Gather each line containing the string "поступления" from these entries.

# DATASET EXCERPTS
>> begin

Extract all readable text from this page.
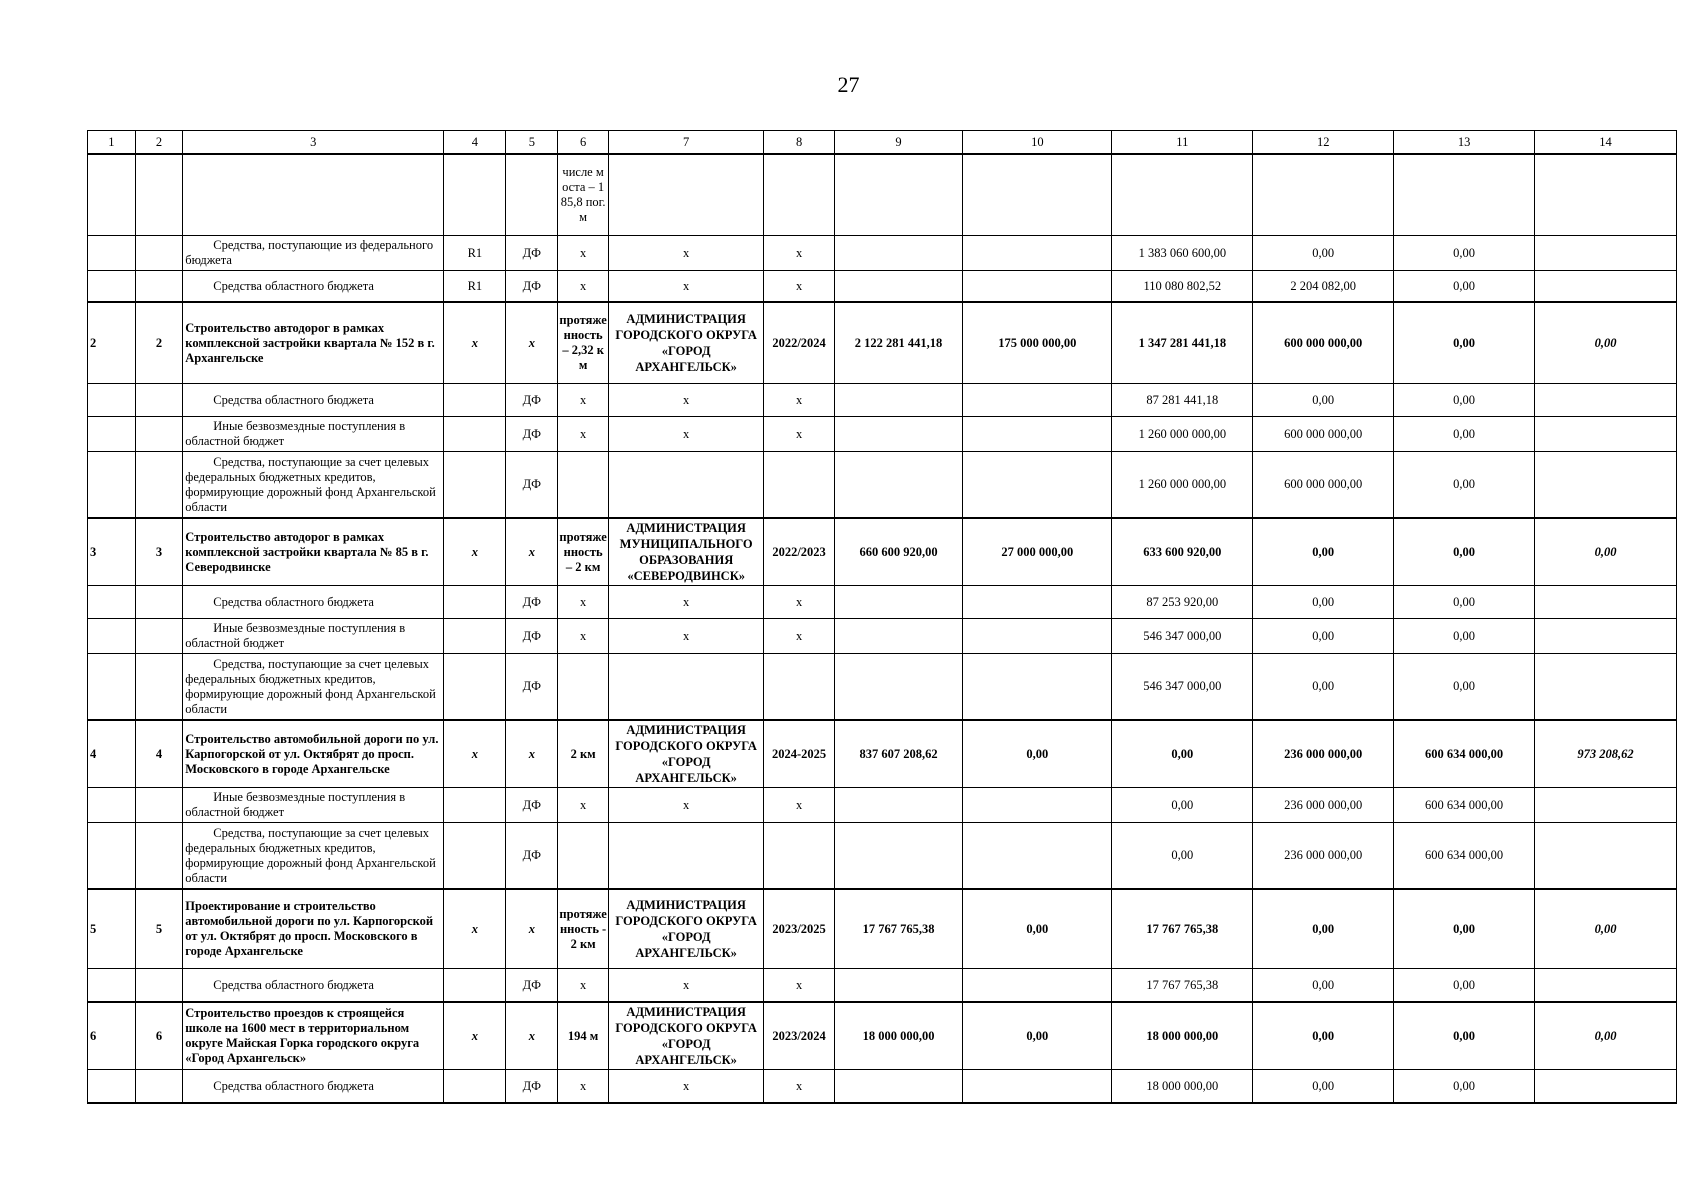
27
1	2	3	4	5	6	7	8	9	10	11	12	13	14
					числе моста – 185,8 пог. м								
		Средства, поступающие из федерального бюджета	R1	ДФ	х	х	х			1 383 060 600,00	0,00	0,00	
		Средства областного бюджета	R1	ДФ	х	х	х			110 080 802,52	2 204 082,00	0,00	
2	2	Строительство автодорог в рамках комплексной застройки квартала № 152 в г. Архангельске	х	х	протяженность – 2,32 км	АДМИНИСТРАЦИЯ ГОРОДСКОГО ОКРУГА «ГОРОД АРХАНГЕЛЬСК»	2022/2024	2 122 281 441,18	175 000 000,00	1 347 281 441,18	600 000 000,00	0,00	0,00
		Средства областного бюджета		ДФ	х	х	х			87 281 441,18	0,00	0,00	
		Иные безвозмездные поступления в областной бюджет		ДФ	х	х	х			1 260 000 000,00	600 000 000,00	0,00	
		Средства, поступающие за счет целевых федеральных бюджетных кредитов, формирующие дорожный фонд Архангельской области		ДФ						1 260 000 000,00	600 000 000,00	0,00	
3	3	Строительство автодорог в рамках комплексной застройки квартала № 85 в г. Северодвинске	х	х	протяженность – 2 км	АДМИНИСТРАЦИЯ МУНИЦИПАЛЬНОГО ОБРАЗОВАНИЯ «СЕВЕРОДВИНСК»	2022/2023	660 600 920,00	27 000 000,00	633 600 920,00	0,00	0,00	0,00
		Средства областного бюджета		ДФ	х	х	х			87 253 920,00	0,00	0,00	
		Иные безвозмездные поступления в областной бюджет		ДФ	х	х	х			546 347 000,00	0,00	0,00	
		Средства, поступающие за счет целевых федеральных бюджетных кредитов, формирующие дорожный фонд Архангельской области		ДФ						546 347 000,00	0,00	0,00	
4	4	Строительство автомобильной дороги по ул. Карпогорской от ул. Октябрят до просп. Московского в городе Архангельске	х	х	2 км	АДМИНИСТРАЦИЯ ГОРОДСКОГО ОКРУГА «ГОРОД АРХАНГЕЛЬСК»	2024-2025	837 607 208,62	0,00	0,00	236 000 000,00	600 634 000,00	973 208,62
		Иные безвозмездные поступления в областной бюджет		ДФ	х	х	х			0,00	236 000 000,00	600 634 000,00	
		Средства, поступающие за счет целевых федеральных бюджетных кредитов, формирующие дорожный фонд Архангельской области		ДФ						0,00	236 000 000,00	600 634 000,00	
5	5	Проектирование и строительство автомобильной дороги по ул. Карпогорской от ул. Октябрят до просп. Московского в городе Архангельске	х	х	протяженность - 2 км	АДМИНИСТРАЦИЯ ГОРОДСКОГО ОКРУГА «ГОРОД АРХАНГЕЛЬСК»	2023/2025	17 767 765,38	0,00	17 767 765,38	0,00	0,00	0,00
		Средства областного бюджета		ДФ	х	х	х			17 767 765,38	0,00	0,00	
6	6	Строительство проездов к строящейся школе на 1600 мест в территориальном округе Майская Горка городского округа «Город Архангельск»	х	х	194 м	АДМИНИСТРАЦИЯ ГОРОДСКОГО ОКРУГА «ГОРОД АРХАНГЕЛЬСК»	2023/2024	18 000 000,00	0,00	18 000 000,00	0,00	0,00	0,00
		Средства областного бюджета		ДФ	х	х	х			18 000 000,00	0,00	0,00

>> end
>> begin

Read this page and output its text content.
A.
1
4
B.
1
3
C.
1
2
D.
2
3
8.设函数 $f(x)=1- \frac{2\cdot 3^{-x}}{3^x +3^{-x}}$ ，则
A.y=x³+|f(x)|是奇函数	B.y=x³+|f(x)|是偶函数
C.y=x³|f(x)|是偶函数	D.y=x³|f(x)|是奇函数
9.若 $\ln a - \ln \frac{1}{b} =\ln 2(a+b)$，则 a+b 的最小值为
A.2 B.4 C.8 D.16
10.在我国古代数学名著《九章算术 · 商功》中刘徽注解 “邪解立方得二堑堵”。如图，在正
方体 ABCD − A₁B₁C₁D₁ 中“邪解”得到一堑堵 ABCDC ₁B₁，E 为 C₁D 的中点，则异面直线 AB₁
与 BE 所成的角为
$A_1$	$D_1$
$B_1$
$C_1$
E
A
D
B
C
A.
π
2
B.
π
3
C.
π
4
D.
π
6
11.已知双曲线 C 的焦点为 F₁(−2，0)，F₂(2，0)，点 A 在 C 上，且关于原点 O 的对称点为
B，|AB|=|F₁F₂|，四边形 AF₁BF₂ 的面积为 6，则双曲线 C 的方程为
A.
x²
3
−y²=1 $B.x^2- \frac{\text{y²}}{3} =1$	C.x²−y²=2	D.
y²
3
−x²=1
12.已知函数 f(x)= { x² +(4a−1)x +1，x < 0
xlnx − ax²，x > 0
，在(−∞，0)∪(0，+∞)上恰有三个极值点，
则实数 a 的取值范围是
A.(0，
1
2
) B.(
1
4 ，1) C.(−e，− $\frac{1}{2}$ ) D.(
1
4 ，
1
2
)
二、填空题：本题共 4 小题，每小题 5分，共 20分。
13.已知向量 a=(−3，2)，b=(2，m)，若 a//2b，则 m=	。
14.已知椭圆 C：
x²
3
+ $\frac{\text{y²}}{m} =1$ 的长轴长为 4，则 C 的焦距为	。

>> end

# WRITTEN ANSWER
		Иные безвозмездные поступления в областной бюджет		ДФ	х	х	х			1 260 000 000,00	600 000 000,00	0,00	
		Иные безвозмездные поступления в областной бюджет		ДФ	х	х	х			546 347 000,00	0,00	0,00	
		Иные безвозмездные поступления в областной бюджет		ДФ	х	х	х			0,00	236 000 000,00	600 634 000,00	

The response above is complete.